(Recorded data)
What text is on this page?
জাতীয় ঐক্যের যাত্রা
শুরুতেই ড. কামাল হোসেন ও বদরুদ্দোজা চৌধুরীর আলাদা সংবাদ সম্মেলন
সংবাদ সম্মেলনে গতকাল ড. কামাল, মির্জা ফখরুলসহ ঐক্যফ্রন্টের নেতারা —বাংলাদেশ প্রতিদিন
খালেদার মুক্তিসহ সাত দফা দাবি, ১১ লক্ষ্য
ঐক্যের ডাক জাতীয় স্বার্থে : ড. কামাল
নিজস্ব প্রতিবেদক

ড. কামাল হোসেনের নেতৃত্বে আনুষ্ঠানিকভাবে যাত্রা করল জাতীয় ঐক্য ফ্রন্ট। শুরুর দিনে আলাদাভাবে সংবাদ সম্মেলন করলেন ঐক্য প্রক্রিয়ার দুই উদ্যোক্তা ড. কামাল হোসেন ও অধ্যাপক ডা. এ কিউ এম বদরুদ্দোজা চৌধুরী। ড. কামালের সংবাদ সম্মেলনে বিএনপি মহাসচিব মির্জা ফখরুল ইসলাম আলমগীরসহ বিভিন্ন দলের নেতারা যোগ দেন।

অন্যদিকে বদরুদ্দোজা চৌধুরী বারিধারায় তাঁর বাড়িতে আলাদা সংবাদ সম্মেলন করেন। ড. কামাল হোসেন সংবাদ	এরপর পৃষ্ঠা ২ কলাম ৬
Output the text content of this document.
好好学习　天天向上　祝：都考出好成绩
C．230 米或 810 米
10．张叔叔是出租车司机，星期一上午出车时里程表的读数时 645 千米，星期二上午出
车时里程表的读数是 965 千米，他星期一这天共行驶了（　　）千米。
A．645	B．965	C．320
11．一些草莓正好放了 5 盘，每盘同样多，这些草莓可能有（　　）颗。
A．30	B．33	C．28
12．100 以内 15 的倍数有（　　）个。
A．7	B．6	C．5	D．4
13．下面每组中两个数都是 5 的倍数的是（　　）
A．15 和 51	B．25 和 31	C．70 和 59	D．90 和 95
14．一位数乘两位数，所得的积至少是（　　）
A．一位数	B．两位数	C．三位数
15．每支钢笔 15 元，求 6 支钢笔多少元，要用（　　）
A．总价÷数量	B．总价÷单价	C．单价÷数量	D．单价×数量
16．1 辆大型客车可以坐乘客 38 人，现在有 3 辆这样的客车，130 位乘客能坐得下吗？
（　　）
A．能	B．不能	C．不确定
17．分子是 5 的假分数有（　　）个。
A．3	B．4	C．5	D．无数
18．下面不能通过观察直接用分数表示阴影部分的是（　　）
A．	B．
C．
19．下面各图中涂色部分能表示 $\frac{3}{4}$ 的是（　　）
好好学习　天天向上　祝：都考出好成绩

Challenge. Count every line of the records that holds "this". State the number, nothing else.

Written reply. 2